#### [What is asked]
Below are some entries; can you quote all of them exactly?

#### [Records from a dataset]
********

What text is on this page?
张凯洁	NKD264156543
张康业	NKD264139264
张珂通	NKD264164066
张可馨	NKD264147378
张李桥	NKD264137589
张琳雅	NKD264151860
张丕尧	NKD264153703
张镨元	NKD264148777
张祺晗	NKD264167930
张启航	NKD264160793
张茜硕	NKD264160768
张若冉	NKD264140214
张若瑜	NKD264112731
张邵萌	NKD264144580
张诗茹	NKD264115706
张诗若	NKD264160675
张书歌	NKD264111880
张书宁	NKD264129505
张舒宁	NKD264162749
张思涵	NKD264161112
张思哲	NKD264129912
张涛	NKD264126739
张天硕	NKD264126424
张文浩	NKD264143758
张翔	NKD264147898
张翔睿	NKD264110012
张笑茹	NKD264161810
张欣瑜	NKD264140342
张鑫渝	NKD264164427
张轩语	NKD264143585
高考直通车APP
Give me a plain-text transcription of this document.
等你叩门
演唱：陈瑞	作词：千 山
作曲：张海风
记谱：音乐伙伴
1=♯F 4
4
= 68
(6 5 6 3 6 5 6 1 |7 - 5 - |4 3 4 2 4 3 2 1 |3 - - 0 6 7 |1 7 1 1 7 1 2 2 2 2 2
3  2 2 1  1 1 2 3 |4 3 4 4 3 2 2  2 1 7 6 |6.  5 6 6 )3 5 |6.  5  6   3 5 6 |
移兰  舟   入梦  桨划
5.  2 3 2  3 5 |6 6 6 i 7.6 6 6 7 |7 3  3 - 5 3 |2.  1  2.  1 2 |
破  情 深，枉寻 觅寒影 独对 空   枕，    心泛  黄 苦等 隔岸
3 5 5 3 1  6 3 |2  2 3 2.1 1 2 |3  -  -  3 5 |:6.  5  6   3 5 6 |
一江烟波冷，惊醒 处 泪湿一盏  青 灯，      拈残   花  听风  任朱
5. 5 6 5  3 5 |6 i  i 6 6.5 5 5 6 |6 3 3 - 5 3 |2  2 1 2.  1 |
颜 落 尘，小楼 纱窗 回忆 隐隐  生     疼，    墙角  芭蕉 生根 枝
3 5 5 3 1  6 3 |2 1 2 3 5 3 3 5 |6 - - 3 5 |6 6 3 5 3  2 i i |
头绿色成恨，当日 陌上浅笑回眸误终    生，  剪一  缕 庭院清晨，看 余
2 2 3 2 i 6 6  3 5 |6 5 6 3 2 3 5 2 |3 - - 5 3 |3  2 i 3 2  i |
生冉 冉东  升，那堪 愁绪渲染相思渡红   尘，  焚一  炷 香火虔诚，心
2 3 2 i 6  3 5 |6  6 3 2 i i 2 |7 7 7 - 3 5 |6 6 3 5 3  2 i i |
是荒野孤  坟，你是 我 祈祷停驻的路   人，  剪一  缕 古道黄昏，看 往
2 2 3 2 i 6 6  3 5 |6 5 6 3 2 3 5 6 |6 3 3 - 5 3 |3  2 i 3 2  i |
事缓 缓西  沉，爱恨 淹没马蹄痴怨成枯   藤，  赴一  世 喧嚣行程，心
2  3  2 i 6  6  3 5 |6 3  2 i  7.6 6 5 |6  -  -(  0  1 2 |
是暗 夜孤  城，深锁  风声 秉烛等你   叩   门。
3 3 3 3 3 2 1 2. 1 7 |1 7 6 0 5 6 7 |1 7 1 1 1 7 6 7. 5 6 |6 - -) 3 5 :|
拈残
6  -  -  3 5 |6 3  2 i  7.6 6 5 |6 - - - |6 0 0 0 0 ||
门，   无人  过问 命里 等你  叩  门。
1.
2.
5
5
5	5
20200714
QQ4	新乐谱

********

#### [Task answer]
What text is on this page?
张凯洁	NKD264156543
张康业	NKD264139264
张珂通	NKD264164066
张可馨	NKD264147378
张李桥	NKD264137589
张琳雅	NKD264151860
张丕尧	NKD264153703
张镨元	NKD264148777
张祺晗	NKD264167930
张启航	NKD264160793
张茜硕	NKD264160768
张若冉	NKD264140214
张若瑜	NKD264112731
张邵萌	NKD264144580
张诗茹	NKD264115706
张诗若	NKD264160675
张书歌	NKD264111880
张书宁	NKD264129505
张舒宁	NKD264162749
张思涵	NKD264161112
张思哲	NKD264129912
张涛	NKD264126739
张天硕	NKD264126424
张文浩	NKD264143758
张翔	NKD264147898
张翔睿	NKD264110012
张笑茹	NKD264161810
张欣瑜	NKD264140342
张鑫渝	NKD264164427
张轩语	NKD264143585
高考直通车APP
Give me a plain-text transcription of this document.
等你叩门
演唱：陈瑞	作词：千 山
作曲：张海风
记谱：音乐伙伴
1=♯F 4
4
= 68
(6 5 6 3 6 5 6 1 |7 - 5 - |4 3 4 2 4 3 2 1 |3 - - 0 6 7 |1 7 1 1 7 1 2 2 2 2 2
3  2 2 1  1 1 2 3 |4 3 4 4 3 2 2  2 1 7 6 |6.  5 6 6 )3 5 |6.  5  6   3 5 6 |
移兰  舟   入梦  桨划
5.  2 3 2  3 5 |6 6 6 i 7.6 6 6 7 |7 3  3 - 5 3 |2.  1  2.  1 2 |
破  情 深，枉寻 觅寒影 独对 空   枕，    心泛  黄 苦等 隔岸
3 5 5 3 1  6 3 |2  2 3 2.1 1 2 |3  -  -  3 5 |:6.  5  6   3 5 6 |
一江烟波冷，惊醒 处 泪湿一盏  青 灯，      拈残   花  听风  任朱
5. 5 6 5  3 5 |6 i  i 6 6.5 5 5 6 |6 3 3 - 5 3 |2  2 1 2.  1 |
颜 落 尘，小楼 纱窗 回忆 隐隐  生     疼，    墙角  芭蕉 生根 枝
3 5 5 3 1  6 3 |2 1 2 3 5 3 3 5 |6 - - 3 5 |6 6 3 5 3  2 i i |
头绿色成恨，当日 陌上浅笑回眸误终    生，  剪一  缕 庭院清晨，看 余
2 2 3 2 i 6 6  3 5 |6 5 6 3 2 3 5 2 |3 - - 5 3 |3  2 i 3 2  i |
生冉 冉东  升，那堪 愁绪渲染相思渡红   尘，  焚一  炷 香火虔诚，心
2 3 2 i 6  3 5 |6  6 3 2 i i 2 |7 7 7 - 3 5 |6 6 3 5 3  2 i i |
是荒野孤  坟，你是 我 祈祷停驻的路   人，  剪一  缕 古道黄昏，看 往
2 2 3 2 i 6 6  3 5 |6 5 6 3 2 3 5 6 |6 3 3 - 5 3 |3  2 i 3 2  i |
事缓 缓西  沉，爱恨 淹没马蹄痴怨成枯   藤，  赴一  世 喧嚣行程，心
2  3  2 i 6  6  3 5 |6 3  2 i  7.6 6 5 |6  -  -(  0  1 2 |
是暗 夜孤  城，深锁  风声 秉烛等你   叩   门。
3 3 3 3 3 2 1 2. 1 7 |1 7 6 0 5 6 7 |1 7 1 1 1 7 6 7. 5 6 |6 - -) 3 5 :|
拈残
6  -  -  3 5 |6 3  2 i  7.6 6 5 |6 - - - |6 0 0 0 0 ||
门，   无人  过问 命里 等你  叩  门。
1.
2.
5
5
5	5
20200714
QQ4	新乐谱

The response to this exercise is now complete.